*** Record set

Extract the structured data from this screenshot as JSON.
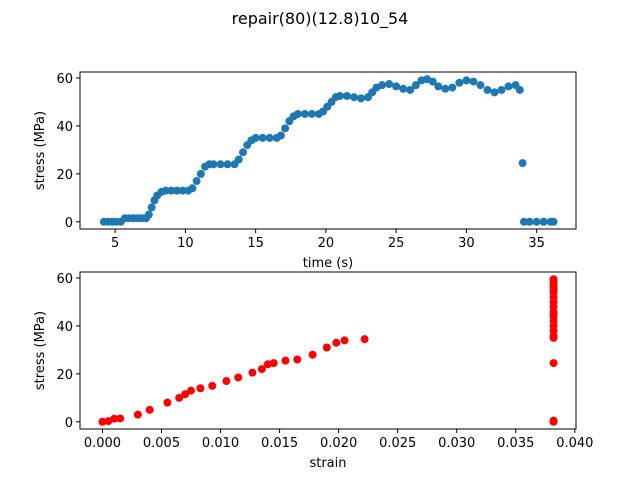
{
  "title": "repair(80)(12.8)10_54",
  "chart_data": [
    {
      "type": "scatter",
      "xlabel": "time (s)",
      "ylabel": "stress (MPa)",
      "xlim": [
        2.5,
        37.8
      ],
      "ylim": [
        -3,
        62.5
      ],
      "xticks": [
        5,
        10,
        15,
        20,
        25,
        30,
        35
      ],
      "yticks": [
        0,
        20,
        40,
        60
      ],
      "series": [
        {
          "color": "#1f77b4",
          "x": [
            4.2,
            4.5,
            4.8,
            5.1,
            5.4,
            5.7,
            6.0,
            6.3,
            6.6,
            6.9,
            7.2,
            7.4,
            7.6,
            7.8,
            8.0,
            8.3,
            8.6,
            9.0,
            9.4,
            9.8,
            10.2,
            10.5,
            10.8,
            11.1,
            11.4,
            11.7,
            12.0,
            12.5,
            13.0,
            13.5,
            13.8,
            14.1,
            14.4,
            14.7,
            15.0,
            15.5,
            16.0,
            16.5,
            16.8,
            17.1,
            17.4,
            17.7,
            18.0,
            18.5,
            19.0,
            19.5,
            19.8,
            20.1,
            20.4,
            20.7,
            21.0,
            21.5,
            22.0,
            22.5,
            23.0,
            23.3,
            23.6,
            24.0,
            24.5,
            25.0,
            25.5,
            26.0,
            26.4,
            26.8,
            27.2,
            27.6,
            28.0,
            28.5,
            29.0,
            29.5,
            30.0,
            30.5,
            31.0,
            31.5,
            32.0,
            32.5,
            33.0,
            33.5,
            33.8,
            34.0,
            34.1,
            34.5,
            35.0,
            35.5,
            36.0,
            36.2
          ],
          "values": [
            0,
            0,
            0,
            0,
            0,
            1.5,
            1.5,
            1.5,
            1.5,
            1.5,
            1.5,
            3,
            6,
            9,
            11,
            12.5,
            13,
            13,
            13,
            13,
            13,
            14,
            17,
            20,
            23,
            24,
            24,
            24,
            24,
            24,
            26,
            29,
            32,
            34,
            35,
            35,
            35,
            35,
            36,
            39,
            42,
            44,
            45,
            45,
            45,
            45,
            46,
            48,
            50,
            52,
            52.5,
            52.5,
            52,
            51.5,
            52,
            54,
            56,
            57,
            57.5,
            56.5,
            55.5,
            55,
            57,
            59,
            59.5,
            58.5,
            56.5,
            55.5,
            56,
            58,
            59,
            58.5,
            57,
            55,
            54,
            55,
            56.5,
            57,
            55,
            24.5,
            0,
            0,
            0,
            0,
            0,
            0
          ]
        }
      ]
    },
    {
      "type": "scatter",
      "xlabel": "strain",
      "ylabel": "stress (MPa)",
      "xlim": [
        -0.0019,
        0.0401
      ],
      "ylim": [
        -3,
        62.5
      ],
      "xticks": [
        {
          "value": 0,
          "label": "0.000"
        },
        0.005,
        {
          "value": 0.01,
          "label": "0.010"
        },
        0.015,
        {
          "value": 0.02,
          "label": "0.020"
        },
        0.025,
        {
          "value": 0.03,
          "label": "0.030"
        },
        0.035,
        {
          "value": 0.04,
          "label": "0.040"
        }
      ],
      "yticks": [
        0,
        20,
        40,
        60
      ],
      "series": [
        {
          "color": "#ff0000",
          "x": [
            0,
            0.0005,
            0.001,
            0.0015,
            0.003,
            0.004,
            0.0055,
            0.0065,
            0.007,
            0.0075,
            0.0083,
            0.0093,
            0.0105,
            0.0115,
            0.0127,
            0.0135,
            0.014,
            0.0145,
            0.0155,
            0.0165,
            0.0178,
            0.019,
            0.0198,
            0.0205,
            0.0222,
            0.0382,
            0.0382,
            0.0382,
            0.0382,
            0.0382,
            0.0382,
            0.0382,
            0.0382,
            0.0382,
            0.0382,
            0.0382,
            0.0382,
            0.0382,
            0.0382,
            0.0382,
            0.0382,
            0.0382,
            0.0382,
            0.0382,
            0.0382,
            0.0382
          ],
          "values": [
            0,
            0.3,
            1.3,
            1.4,
            3,
            5,
            8,
            10,
            11.5,
            13,
            14,
            15,
            17,
            18.5,
            20.5,
            22,
            24,
            24.5,
            25.5,
            26,
            28,
            31,
            33,
            34,
            34.5,
            0,
            0.5,
            24.5,
            35,
            36,
            38,
            40,
            42,
            44,
            45,
            46,
            48,
            50,
            52,
            54,
            55,
            56,
            57,
            58,
            59,
            59.5
          ]
        }
      ]
    }
  ]
}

******

To do ->
All of the entries above should be copied exactly, except for the pictures.

Complete response ->
Extract the structured data from this screenshot as JSON.
{
  "title": "repair(80)(12.8)10_54",
  "chart_data": [
    {
      "type": "scatter",
      "xlabel": "time (s)",
      "ylabel": "stress (MPa)",
      "xlim": [
        2.5,
        37.8
      ],
      "ylim": [
        -3,
        62.5
      ],
      "xticks": [
        5,
        10,
        15,
        20,
        25,
        30,
        35
      ],
      "yticks": [
        0,
        20,
        40,
        60
      ],
      "series": [
        {
          "color": "#1f77b4",
          "x": [
            4.2,
            4.5,
            4.8,
            5.1,
            5.4,
            5.7,
            6.0,
            6.3,
            6.6,
            6.9,
            7.2,
            7.4,
            7.6,
            7.8,
            8.0,
            8.3,
            8.6,
            9.0,
            9.4,
            9.8,
            10.2,
            10.5,
            10.8,
            11.1,
            11.4,
            11.7,
            12.0,
            12.5,
            13.0,
            13.5,
            13.8,
            14.1,
            14.4,
            14.7,
            15.0,
            15.5,
            16.0,
            16.5,
            16.8,
            17.1,
            17.4,
            17.7,
            18.0,
            18.5,
            19.0,
            19.5,
            19.8,
            20.1,
            20.4,
            20.7,
            21.0,
            21.5,
            22.0,
            22.5,
            23.0,
            23.3,
            23.6,
            24.0,
            24.5,
            25.0,
            25.5,
            26.0,
            26.4,
            26.8,
            27.2,
            27.6,
            28.0,
            28.5,
            29.0,
            29.5,
            30.0,
            30.5,
            31.0,
            31.5,
            32.0,
            32.5,
            33.0,
            33.5,
            33.8,
            34.0,
            34.1,
            34.5,
            35.0,
            35.5,
            36.0,
            36.2
          ],
          "values": [
            0,
            0,
            0,
            0,
            0,
            1.5,
            1.5,
            1.5,
            1.5,
            1.5,
            1.5,
            3,
            6,
            9,
            11,
            12.5,
            13,
            13,
            13,
            13,
            13,
            14,
            17,
            20,
            23,
            24,
            24,
            24,
            24,
            24,
            26,
            29,
            32,
            34,
            35,
            35,
            35,
            35,
            36,
            39,
            42,
            44,
            45,
            45,
            45,
            45,
            46,
            48,
            50,
            52,
            52.5,
            52.5,
            52,
            51.5,
            52,
            54,
            56,
            57,
            57.5,
            56.5,
            55.5,
            55,
            57,
            59,
            59.5,
            58.5,
            56.5,
            55.5,
            56,
            58,
            59,
            58.5,
            57,
            55,
            54,
            55,
            56.5,
            57,
            55,
            24.5,
            0,
            0,
            0,
            0,
            0,
            0
          ]
        }
      ]
    },
    {
      "type": "scatter",
      "xlabel": "strain",
      "ylabel": "stress (MPa)",
      "xlim": [
        -0.0019,
        0.0401
      ],
      "ylim": [
        -3,
        62.5
      ],
      "xticks": [
        {
          "value": 0,
          "label": "0.000"
        },
        0.005,
        {
          "value": 0.01,
          "label": "0.010"
        },
        0.015,
        {
          "value": 0.02,
          "label": "0.020"
        },
        0.025,
        {
          "value": 0.03,
          "label": "0.030"
        },
        0.035,
        {
          "value": 0.04,
          "label": "0.040"
        }
      ],
      "yticks": [
        0,
        20,
        40,
        60
      ],
      "series": [
        {
          "color": "#ff0000",
          "x": [
            0,
            0.0005,
            0.001,
            0.0015,
            0.003,
            0.004,
            0.0055,
            0.0065,
            0.007,
            0.0075,
            0.0083,
            0.0093,
            0.0105,
            0.0115,
            0.0127,
            0.0135,
            0.014,
            0.0145,
            0.0155,
            0.0165,
            0.0178,
            0.019,
            0.0198,
            0.0205,
            0.0222,
            0.0382,
            0.0382,
            0.0382,
            0.0382,
            0.0382,
            0.0382,
            0.0382,
            0.0382,
            0.0382,
            0.0382,
            0.0382,
            0.0382,
            0.0382,
            0.0382,
            0.0382,
            0.0382,
            0.0382,
            0.0382,
            0.0382,
            0.0382,
            0.0382
          ],
          "values": [
            0,
            0.3,
            1.3,
            1.4,
            3,
            5,
            8,
            10,
            11.5,
            13,
            14,
            15,
            17,
            18.5,
            20.5,
            22,
            24,
            24.5,
            25.5,
            26,
            28,
            31,
            33,
            34,
            34.5,
            0,
            0.5,
            24.5,
            35,
            36,
            38,
            40,
            42,
            44,
            45,
            46,
            48,
            50,
            52,
            54,
            55,
            56,
            57,
            58,
            59,
            59.5
          ]
        }
      ]
    }
  ]
}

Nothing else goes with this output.